- DATASET -

Begin

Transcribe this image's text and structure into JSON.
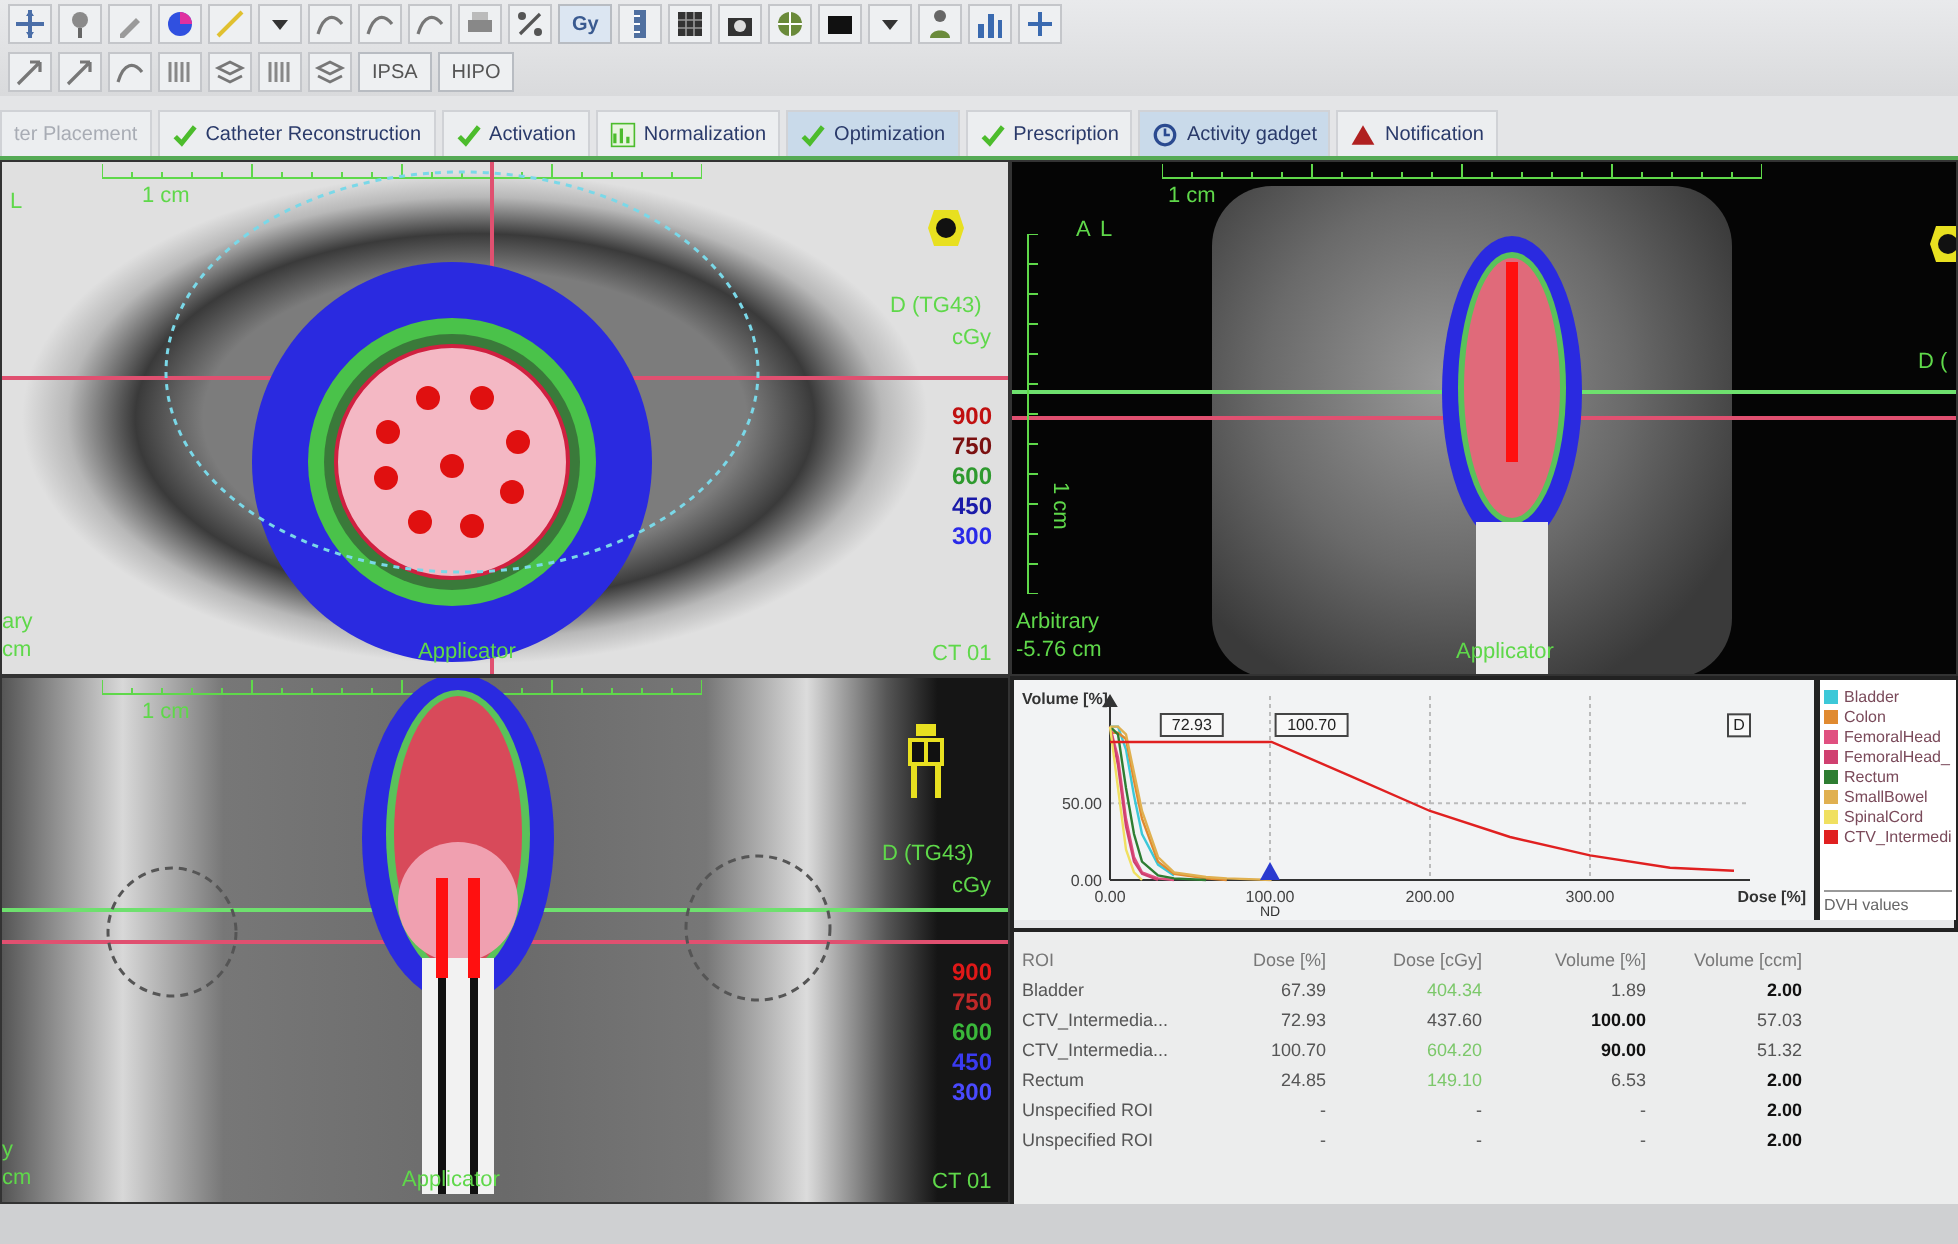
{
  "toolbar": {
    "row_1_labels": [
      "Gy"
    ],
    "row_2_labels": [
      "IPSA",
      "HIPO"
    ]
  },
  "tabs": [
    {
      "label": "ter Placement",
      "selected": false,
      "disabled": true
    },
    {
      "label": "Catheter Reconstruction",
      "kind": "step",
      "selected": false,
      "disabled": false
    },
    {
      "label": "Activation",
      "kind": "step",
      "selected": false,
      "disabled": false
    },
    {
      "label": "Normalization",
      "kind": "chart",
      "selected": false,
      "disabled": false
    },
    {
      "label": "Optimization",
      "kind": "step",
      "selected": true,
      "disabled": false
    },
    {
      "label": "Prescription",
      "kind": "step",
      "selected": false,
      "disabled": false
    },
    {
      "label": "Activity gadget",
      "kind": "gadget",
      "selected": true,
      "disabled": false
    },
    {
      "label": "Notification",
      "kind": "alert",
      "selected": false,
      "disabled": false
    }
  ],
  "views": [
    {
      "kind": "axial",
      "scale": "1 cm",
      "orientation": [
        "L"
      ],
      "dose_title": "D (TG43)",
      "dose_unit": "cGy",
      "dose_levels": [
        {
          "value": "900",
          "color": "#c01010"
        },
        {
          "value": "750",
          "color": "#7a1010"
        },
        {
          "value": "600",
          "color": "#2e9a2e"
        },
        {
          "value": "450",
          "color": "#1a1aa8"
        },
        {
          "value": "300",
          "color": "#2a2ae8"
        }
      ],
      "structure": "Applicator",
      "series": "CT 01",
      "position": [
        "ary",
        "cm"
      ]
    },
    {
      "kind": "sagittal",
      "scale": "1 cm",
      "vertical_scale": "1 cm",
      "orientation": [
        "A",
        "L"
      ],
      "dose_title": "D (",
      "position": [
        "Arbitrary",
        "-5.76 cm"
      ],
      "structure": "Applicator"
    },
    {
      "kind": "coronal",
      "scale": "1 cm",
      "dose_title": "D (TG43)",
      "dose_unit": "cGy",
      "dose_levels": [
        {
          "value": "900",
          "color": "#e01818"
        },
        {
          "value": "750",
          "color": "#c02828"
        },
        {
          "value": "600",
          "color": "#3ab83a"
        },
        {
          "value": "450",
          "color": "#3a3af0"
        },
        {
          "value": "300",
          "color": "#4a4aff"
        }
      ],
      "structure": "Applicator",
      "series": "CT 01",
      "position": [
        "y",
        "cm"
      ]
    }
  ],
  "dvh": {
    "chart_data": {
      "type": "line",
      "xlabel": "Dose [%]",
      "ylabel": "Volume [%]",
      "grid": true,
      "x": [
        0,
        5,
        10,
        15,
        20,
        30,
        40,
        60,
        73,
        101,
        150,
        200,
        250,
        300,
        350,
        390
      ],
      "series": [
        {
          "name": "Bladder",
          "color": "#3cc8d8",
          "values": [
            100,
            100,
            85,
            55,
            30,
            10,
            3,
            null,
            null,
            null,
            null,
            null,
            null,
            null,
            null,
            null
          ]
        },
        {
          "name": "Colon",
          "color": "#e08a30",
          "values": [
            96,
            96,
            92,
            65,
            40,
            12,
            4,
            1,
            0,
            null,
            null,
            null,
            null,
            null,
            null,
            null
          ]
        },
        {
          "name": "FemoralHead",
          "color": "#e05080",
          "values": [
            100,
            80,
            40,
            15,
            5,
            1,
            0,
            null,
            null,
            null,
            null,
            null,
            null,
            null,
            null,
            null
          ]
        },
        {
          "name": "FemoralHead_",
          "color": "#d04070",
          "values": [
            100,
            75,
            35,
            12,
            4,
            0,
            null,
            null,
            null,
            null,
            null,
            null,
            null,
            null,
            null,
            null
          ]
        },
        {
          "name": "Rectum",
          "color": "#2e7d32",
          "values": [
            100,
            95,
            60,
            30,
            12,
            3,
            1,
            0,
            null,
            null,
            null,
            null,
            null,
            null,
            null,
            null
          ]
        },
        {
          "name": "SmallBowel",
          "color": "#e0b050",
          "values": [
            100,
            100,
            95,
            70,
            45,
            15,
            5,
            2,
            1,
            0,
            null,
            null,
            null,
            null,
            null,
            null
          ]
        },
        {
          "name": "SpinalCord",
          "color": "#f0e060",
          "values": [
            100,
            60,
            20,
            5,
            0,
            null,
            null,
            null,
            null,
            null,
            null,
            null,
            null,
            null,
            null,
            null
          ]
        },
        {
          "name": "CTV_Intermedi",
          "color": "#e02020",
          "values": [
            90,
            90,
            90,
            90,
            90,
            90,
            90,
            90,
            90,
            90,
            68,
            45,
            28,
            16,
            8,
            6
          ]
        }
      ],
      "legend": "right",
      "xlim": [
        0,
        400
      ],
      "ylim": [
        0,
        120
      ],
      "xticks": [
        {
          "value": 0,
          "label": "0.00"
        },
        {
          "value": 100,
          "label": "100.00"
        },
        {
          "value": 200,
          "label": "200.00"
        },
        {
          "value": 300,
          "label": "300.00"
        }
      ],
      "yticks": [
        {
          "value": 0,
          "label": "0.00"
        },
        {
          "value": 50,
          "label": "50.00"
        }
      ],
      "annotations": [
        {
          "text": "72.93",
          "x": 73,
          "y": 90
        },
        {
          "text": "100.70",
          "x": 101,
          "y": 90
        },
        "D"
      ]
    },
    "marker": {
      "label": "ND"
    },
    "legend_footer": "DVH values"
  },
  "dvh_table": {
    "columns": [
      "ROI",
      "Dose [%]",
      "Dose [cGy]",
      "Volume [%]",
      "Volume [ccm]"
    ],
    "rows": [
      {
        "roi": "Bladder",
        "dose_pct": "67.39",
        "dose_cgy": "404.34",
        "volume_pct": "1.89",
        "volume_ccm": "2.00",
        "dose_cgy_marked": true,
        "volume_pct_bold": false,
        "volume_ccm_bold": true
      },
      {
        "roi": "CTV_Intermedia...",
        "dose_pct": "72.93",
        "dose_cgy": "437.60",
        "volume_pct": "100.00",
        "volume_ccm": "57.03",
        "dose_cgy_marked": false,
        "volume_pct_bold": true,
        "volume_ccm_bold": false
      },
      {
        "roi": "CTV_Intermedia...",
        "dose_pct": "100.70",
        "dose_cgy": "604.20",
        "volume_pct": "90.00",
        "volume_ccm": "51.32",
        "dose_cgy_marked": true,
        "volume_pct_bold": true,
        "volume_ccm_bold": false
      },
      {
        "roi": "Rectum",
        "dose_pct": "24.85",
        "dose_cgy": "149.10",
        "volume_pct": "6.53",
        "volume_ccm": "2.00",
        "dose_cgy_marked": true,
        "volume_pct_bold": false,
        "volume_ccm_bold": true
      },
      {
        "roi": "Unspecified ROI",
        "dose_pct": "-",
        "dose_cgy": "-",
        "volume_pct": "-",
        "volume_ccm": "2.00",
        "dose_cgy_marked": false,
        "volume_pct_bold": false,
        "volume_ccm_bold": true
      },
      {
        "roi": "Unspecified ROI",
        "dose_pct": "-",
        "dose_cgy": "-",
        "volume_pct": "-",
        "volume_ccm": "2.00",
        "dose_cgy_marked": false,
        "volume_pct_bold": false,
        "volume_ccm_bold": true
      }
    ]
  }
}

End

Copy every line of the data word for word, omitting the images.

Transcribe this image's text and structure into JSON.
{
  "toolbar": {
    "row_1_labels": [
      "Gy"
    ],
    "row_2_labels": [
      "IPSA",
      "HIPO"
    ]
  },
  "tabs": [
    {
      "label": "ter Placement",
      "selected": false,
      "disabled": true
    },
    {
      "label": "Catheter Reconstruction",
      "kind": "step",
      "selected": false,
      "disabled": false
    },
    {
      "label": "Activation",
      "kind": "step",
      "selected": false,
      "disabled": false
    },
    {
      "label": "Normalization",
      "kind": "chart",
      "selected": false,
      "disabled": false
    },
    {
      "label": "Optimization",
      "kind": "step",
      "selected": true,
      "disabled": false
    },
    {
      "label": "Prescription",
      "kind": "step",
      "selected": false,
      "disabled": false
    },
    {
      "label": "Activity gadget",
      "kind": "gadget",
      "selected": true,
      "disabled": false
    },
    {
      "label": "Notification",
      "kind": "alert",
      "selected": false,
      "disabled": false
    }
  ],
  "views": [
    {
      "kind": "axial",
      "scale": "1 cm",
      "orientation": [
        "L"
      ],
      "dose_title": "D (TG43)",
      "dose_unit": "cGy",
      "dose_levels": [
        {
          "value": "900",
          "color": "#c01010"
        },
        {
          "value": "750",
          "color": "#7a1010"
        },
        {
          "value": "600",
          "color": "#2e9a2e"
        },
        {
          "value": "450",
          "color": "#1a1aa8"
        },
        {
          "value": "300",
          "color": "#2a2ae8"
        }
      ],
      "structure": "Applicator",
      "series": "CT 01",
      "position": [
        "ary",
        "cm"
      ]
    },
    {
      "kind": "sagittal",
      "scale": "1 cm",
      "vertical_scale": "1 cm",
      "orientation": [
        "A",
        "L"
      ],
      "dose_title": "D (",
      "position": [
        "Arbitrary",
        "-5.76 cm"
      ],
      "structure": "Applicator"
    },
    {
      "kind": "coronal",
      "scale": "1 cm",
      "dose_title": "D (TG43)",
      "dose_unit": "cGy",
      "dose_levels": [
        {
          "value": "900",
          "color": "#e01818"
        },
        {
          "value": "750",
          "color": "#c02828"
        },
        {
          "value": "600",
          "color": "#3ab83a"
        },
        {
          "value": "450",
          "color": "#3a3af0"
        },
        {
          "value": "300",
          "color": "#4a4aff"
        }
      ],
      "structure": "Applicator",
      "series": "CT 01",
      "position": [
        "y",
        "cm"
      ]
    }
  ],
  "dvh": {
    "chart_data": {
      "type": "line",
      "xlabel": "Dose [%]",
      "ylabel": "Volume [%]",
      "grid": true,
      "x": [
        0,
        5,
        10,
        15,
        20,
        30,
        40,
        60,
        73,
        101,
        150,
        200,
        250,
        300,
        350,
        390
      ],
      "series": [
        {
          "name": "Bladder",
          "color": "#3cc8d8",
          "values": [
            100,
            100,
            85,
            55,
            30,
            10,
            3,
            null,
            null,
            null,
            null,
            null,
            null,
            null,
            null,
            null
          ]
        },
        {
          "name": "Colon",
          "color": "#e08a30",
          "values": [
            96,
            96,
            92,
            65,
            40,
            12,
            4,
            1,
            0,
            null,
            null,
            null,
            null,
            null,
            null,
            null
          ]
        },
        {
          "name": "FemoralHead",
          "color": "#e05080",
          "values": [
            100,
            80,
            40,
            15,
            5,
            1,
            0,
            null,
            null,
            null,
            null,
            null,
            null,
            null,
            null,
            null
          ]
        },
        {
          "name": "FemoralHead_",
          "color": "#d04070",
          "values": [
            100,
            75,
            35,
            12,
            4,
            0,
            null,
            null,
            null,
            null,
            null,
            null,
            null,
            null,
            null,
            null
          ]
        },
        {
          "name": "Rectum",
          "color": "#2e7d32",
          "values": [
            100,
            95,
            60,
            30,
            12,
            3,
            1,
            0,
            null,
            null,
            null,
            null,
            null,
            null,
            null,
            null
          ]
        },
        {
          "name": "SmallBowel",
          "color": "#e0b050",
          "values": [
            100,
            100,
            95,
            70,
            45,
            15,
            5,
            2,
            1,
            0,
            null,
            null,
            null,
            null,
            null,
            null
          ]
        },
        {
          "name": "SpinalCord",
          "color": "#f0e060",
          "values": [
            100,
            60,
            20,
            5,
            0,
            null,
            null,
            null,
            null,
            null,
            null,
            null,
            null,
            null,
            null,
            null
          ]
        },
        {
          "name": "CTV_Intermedi",
          "color": "#e02020",
          "values": [
            90,
            90,
            90,
            90,
            90,
            90,
            90,
            90,
            90,
            90,
            68,
            45,
            28,
            16,
            8,
            6
          ]
        }
      ],
      "legend": "right",
      "xlim": [
        0,
        400
      ],
      "ylim": [
        0,
        120
      ],
      "xticks": [
        {
          "value": 0,
          "label": "0.00"
        },
        {
          "value": 100,
          "label": "100.00"
        },
        {
          "value": 200,
          "label": "200.00"
        },
        {
          "value": 300,
          "label": "300.00"
        }
      ],
      "yticks": [
        {
          "value": 0,
          "label": "0.00"
        },
        {
          "value": 50,
          "label": "50.00"
        }
      ],
      "annotations": [
        {
          "text": "72.93",
          "x": 73,
          "y": 90
        },
        {
          "text": "100.70",
          "x": 101,
          "y": 90
        },
        "D"
      ]
    },
    "marker": {
      "label": "ND"
    },
    "legend_footer": "DVH values"
  },
  "dvh_table": {
    "columns": [
      "ROI",
      "Dose [%]",
      "Dose [cGy]",
      "Volume [%]",
      "Volume [ccm]"
    ],
    "rows": [
      {
        "roi": "Bladder",
        "dose_pct": "67.39",
        "dose_cgy": "404.34",
        "volume_pct": "1.89",
        "volume_ccm": "2.00",
        "dose_cgy_marked": true,
        "volume_pct_bold": false,
        "volume_ccm_bold": true
      },
      {
        "roi": "CTV_Intermedia...",
        "dose_pct": "72.93",
        "dose_cgy": "437.60",
        "volume_pct": "100.00",
        "volume_ccm": "57.03",
        "dose_cgy_marked": false,
        "volume_pct_bold": true,
        "volume_ccm_bold": false
      },
      {
        "roi": "CTV_Intermedia...",
        "dose_pct": "100.70",
        "dose_cgy": "604.20",
        "volume_pct": "90.00",
        "volume_ccm": "51.32",
        "dose_cgy_marked": true,
        "volume_pct_bold": true,
        "volume_ccm_bold": false
      },
      {
        "roi": "Rectum",
        "dose_pct": "24.85",
        "dose_cgy": "149.10",
        "volume_pct": "6.53",
        "volume_ccm": "2.00",
        "dose_cgy_marked": true,
        "volume_pct_bold": false,
        "volume_ccm_bold": true
      },
      {
        "roi": "Unspecified ROI",
        "dose_pct": "-",
        "dose_cgy": "-",
        "volume_pct": "-",
        "volume_ccm": "2.00",
        "dose_cgy_marked": false,
        "volume_pct_bold": false,
        "volume_ccm_bold": true
      },
      {
        "roi": "Unspecified ROI",
        "dose_pct": "-",
        "dose_cgy": "-",
        "volume_pct": "-",
        "volume_ccm": "2.00",
        "dose_cgy_marked": false,
        "volume_pct_bold": false,
        "volume_ccm_bold": true
      }
    ]
  }
}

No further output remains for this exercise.